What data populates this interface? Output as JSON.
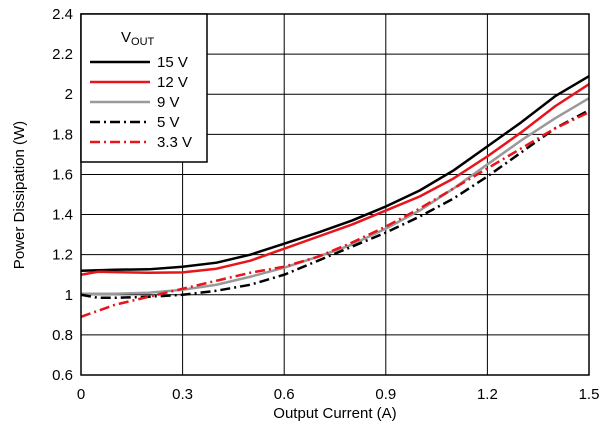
{
  "chart_data": {
    "type": "line",
    "title": "",
    "xlabel": "Output Current (A)",
    "ylabel": "Power Dissipation (W)",
    "xlim": [
      0,
      1.5
    ],
    "ylim": [
      0.6,
      2.4
    ],
    "x_ticks": [
      0,
      0.3,
      0.6,
      0.9,
      1.2,
      1.5
    ],
    "x_tick_labels": [
      "0",
      "0.3",
      "0.6",
      "0.9",
      "1.2",
      "1.5"
    ],
    "y_ticks": [
      0.6,
      0.8,
      1.0,
      1.2,
      1.4,
      1.6,
      1.8,
      2.0,
      2.2,
      2.4
    ],
    "y_tick_labels": [
      "0.6",
      "0.8",
      "1",
      "1.2",
      "1.4",
      "1.6",
      "1.8",
      "2",
      "2.2",
      "2.4"
    ],
    "grid": true,
    "legend": {
      "title_main": "V",
      "title_sub": "OUT",
      "placement": "top-left"
    },
    "series": [
      {
        "name": "15 V",
        "color": "#000000",
        "style": "solid",
        "points": [
          [
            0,
            1.12
          ],
          [
            0.1,
            1.125
          ],
          [
            0.2,
            1.127
          ],
          [
            0.3,
            1.14
          ],
          [
            0.4,
            1.16
          ],
          [
            0.5,
            1.2
          ],
          [
            0.6,
            1.255
          ],
          [
            0.7,
            1.31
          ],
          [
            0.8,
            1.37
          ],
          [
            0.9,
            1.44
          ],
          [
            1.0,
            1.52
          ],
          [
            1.1,
            1.62
          ],
          [
            1.2,
            1.74
          ],
          [
            1.3,
            1.86
          ],
          [
            1.4,
            1.99
          ],
          [
            1.5,
            2.09
          ]
        ]
      },
      {
        "name": "12 V",
        "color": "#e8141c",
        "style": "solid",
        "points": [
          [
            0,
            1.1
          ],
          [
            0.05,
            1.115
          ],
          [
            0.1,
            1.113
          ],
          [
            0.2,
            1.11
          ],
          [
            0.3,
            1.112
          ],
          [
            0.4,
            1.13
          ],
          [
            0.5,
            1.17
          ],
          [
            0.6,
            1.23
          ],
          [
            0.7,
            1.29
          ],
          [
            0.8,
            1.35
          ],
          [
            0.9,
            1.42
          ],
          [
            1.0,
            1.49
          ],
          [
            1.1,
            1.58
          ],
          [
            1.2,
            1.69
          ],
          [
            1.3,
            1.81
          ],
          [
            1.4,
            1.94
          ],
          [
            1.5,
            2.05
          ]
        ]
      },
      {
        "name": "9 V",
        "color": "#999999",
        "style": "solid",
        "points": [
          [
            0,
            1.005
          ],
          [
            0.1,
            1.005
          ],
          [
            0.2,
            1.01
          ],
          [
            0.3,
            1.025
          ],
          [
            0.4,
            1.05
          ],
          [
            0.5,
            1.09
          ],
          [
            0.6,
            1.135
          ],
          [
            0.7,
            1.19
          ],
          [
            0.8,
            1.25
          ],
          [
            0.9,
            1.33
          ],
          [
            1.0,
            1.42
          ],
          [
            1.1,
            1.53
          ],
          [
            1.2,
            1.65
          ],
          [
            1.3,
            1.77
          ],
          [
            1.4,
            1.88
          ],
          [
            1.5,
            1.98
          ]
        ]
      },
      {
        "name": "5 V",
        "color": "#000000",
        "style": "dashdot",
        "points": [
          [
            0,
            1.0
          ],
          [
            0.05,
            0.985
          ],
          [
            0.1,
            0.985
          ],
          [
            0.2,
            0.99
          ],
          [
            0.3,
            1.0
          ],
          [
            0.4,
            1.02
          ],
          [
            0.5,
            1.05
          ],
          [
            0.6,
            1.1
          ],
          [
            0.7,
            1.17
          ],
          [
            0.8,
            1.24
          ],
          [
            0.9,
            1.31
          ],
          [
            1.0,
            1.39
          ],
          [
            1.1,
            1.48
          ],
          [
            1.2,
            1.59
          ],
          [
            1.3,
            1.71
          ],
          [
            1.4,
            1.83
          ],
          [
            1.5,
            1.92
          ]
        ]
      },
      {
        "name": "3.3 V",
        "color": "#e8141c",
        "style": "dashdot",
        "points": [
          [
            0,
            0.89
          ],
          [
            0.05,
            0.92
          ],
          [
            0.1,
            0.95
          ],
          [
            0.2,
            0.99
          ],
          [
            0.3,
            1.03
          ],
          [
            0.4,
            1.07
          ],
          [
            0.5,
            1.11
          ],
          [
            0.6,
            1.14
          ],
          [
            0.7,
            1.19
          ],
          [
            0.8,
            1.26
          ],
          [
            0.9,
            1.34
          ],
          [
            1.0,
            1.43
          ],
          [
            1.1,
            1.53
          ],
          [
            1.2,
            1.63
          ],
          [
            1.3,
            1.73
          ],
          [
            1.4,
            1.83
          ],
          [
            1.5,
            1.91
          ]
        ]
      }
    ]
  }
}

TASK REQUIREMENTS: From the data above, write out everything exactly except the pictures.

FULL RESPONSE:
What data populates this interface? Output as JSON.
{
  "chart_data": {
    "type": "line",
    "title": "",
    "xlabel": "Output Current (A)",
    "ylabel": "Power Dissipation (W)",
    "xlim": [
      0,
      1.5
    ],
    "ylim": [
      0.6,
      2.4
    ],
    "x_ticks": [
      0,
      0.3,
      0.6,
      0.9,
      1.2,
      1.5
    ],
    "x_tick_labels": [
      "0",
      "0.3",
      "0.6",
      "0.9",
      "1.2",
      "1.5"
    ],
    "y_ticks": [
      0.6,
      0.8,
      1.0,
      1.2,
      1.4,
      1.6,
      1.8,
      2.0,
      2.2,
      2.4
    ],
    "y_tick_labels": [
      "0.6",
      "0.8",
      "1",
      "1.2",
      "1.4",
      "1.6",
      "1.8",
      "2",
      "2.2",
      "2.4"
    ],
    "grid": true,
    "legend": {
      "title_main": "V",
      "title_sub": "OUT",
      "placement": "top-left"
    },
    "series": [
      {
        "name": "15 V",
        "color": "#000000",
        "style": "solid",
        "points": [
          [
            0,
            1.12
          ],
          [
            0.1,
            1.125
          ],
          [
            0.2,
            1.127
          ],
          [
            0.3,
            1.14
          ],
          [
            0.4,
            1.16
          ],
          [
            0.5,
            1.2
          ],
          [
            0.6,
            1.255
          ],
          [
            0.7,
            1.31
          ],
          [
            0.8,
            1.37
          ],
          [
            0.9,
            1.44
          ],
          [
            1.0,
            1.52
          ],
          [
            1.1,
            1.62
          ],
          [
            1.2,
            1.74
          ],
          [
            1.3,
            1.86
          ],
          [
            1.4,
            1.99
          ],
          [
            1.5,
            2.09
          ]
        ]
      },
      {
        "name": "12 V",
        "color": "#e8141c",
        "style": "solid",
        "points": [
          [
            0,
            1.1
          ],
          [
            0.05,
            1.115
          ],
          [
            0.1,
            1.113
          ],
          [
            0.2,
            1.11
          ],
          [
            0.3,
            1.112
          ],
          [
            0.4,
            1.13
          ],
          [
            0.5,
            1.17
          ],
          [
            0.6,
            1.23
          ],
          [
            0.7,
            1.29
          ],
          [
            0.8,
            1.35
          ],
          [
            0.9,
            1.42
          ],
          [
            1.0,
            1.49
          ],
          [
            1.1,
            1.58
          ],
          [
            1.2,
            1.69
          ],
          [
            1.3,
            1.81
          ],
          [
            1.4,
            1.94
          ],
          [
            1.5,
            2.05
          ]
        ]
      },
      {
        "name": "9 V",
        "color": "#999999",
        "style": "solid",
        "points": [
          [
            0,
            1.005
          ],
          [
            0.1,
            1.005
          ],
          [
            0.2,
            1.01
          ],
          [
            0.3,
            1.025
          ],
          [
            0.4,
            1.05
          ],
          [
            0.5,
            1.09
          ],
          [
            0.6,
            1.135
          ],
          [
            0.7,
            1.19
          ],
          [
            0.8,
            1.25
          ],
          [
            0.9,
            1.33
          ],
          [
            1.0,
            1.42
          ],
          [
            1.1,
            1.53
          ],
          [
            1.2,
            1.65
          ],
          [
            1.3,
            1.77
          ],
          [
            1.4,
            1.88
          ],
          [
            1.5,
            1.98
          ]
        ]
      },
      {
        "name": "5 V",
        "color": "#000000",
        "style": "dashdot",
        "points": [
          [
            0,
            1.0
          ],
          [
            0.05,
            0.985
          ],
          [
            0.1,
            0.985
          ],
          [
            0.2,
            0.99
          ],
          [
            0.3,
            1.0
          ],
          [
            0.4,
            1.02
          ],
          [
            0.5,
            1.05
          ],
          [
            0.6,
            1.1
          ],
          [
            0.7,
            1.17
          ],
          [
            0.8,
            1.24
          ],
          [
            0.9,
            1.31
          ],
          [
            1.0,
            1.39
          ],
          [
            1.1,
            1.48
          ],
          [
            1.2,
            1.59
          ],
          [
            1.3,
            1.71
          ],
          [
            1.4,
            1.83
          ],
          [
            1.5,
            1.92
          ]
        ]
      },
      {
        "name": "3.3 V",
        "color": "#e8141c",
        "style": "dashdot",
        "points": [
          [
            0,
            0.89
          ],
          [
            0.05,
            0.92
          ],
          [
            0.1,
            0.95
          ],
          [
            0.2,
            0.99
          ],
          [
            0.3,
            1.03
          ],
          [
            0.4,
            1.07
          ],
          [
            0.5,
            1.11
          ],
          [
            0.6,
            1.14
          ],
          [
            0.7,
            1.19
          ],
          [
            0.8,
            1.26
          ],
          [
            0.9,
            1.34
          ],
          [
            1.0,
            1.43
          ],
          [
            1.1,
            1.53
          ],
          [
            1.2,
            1.63
          ],
          [
            1.3,
            1.73
          ],
          [
            1.4,
            1.83
          ],
          [
            1.5,
            1.91
          ]
        ]
      }
    ]
  }
}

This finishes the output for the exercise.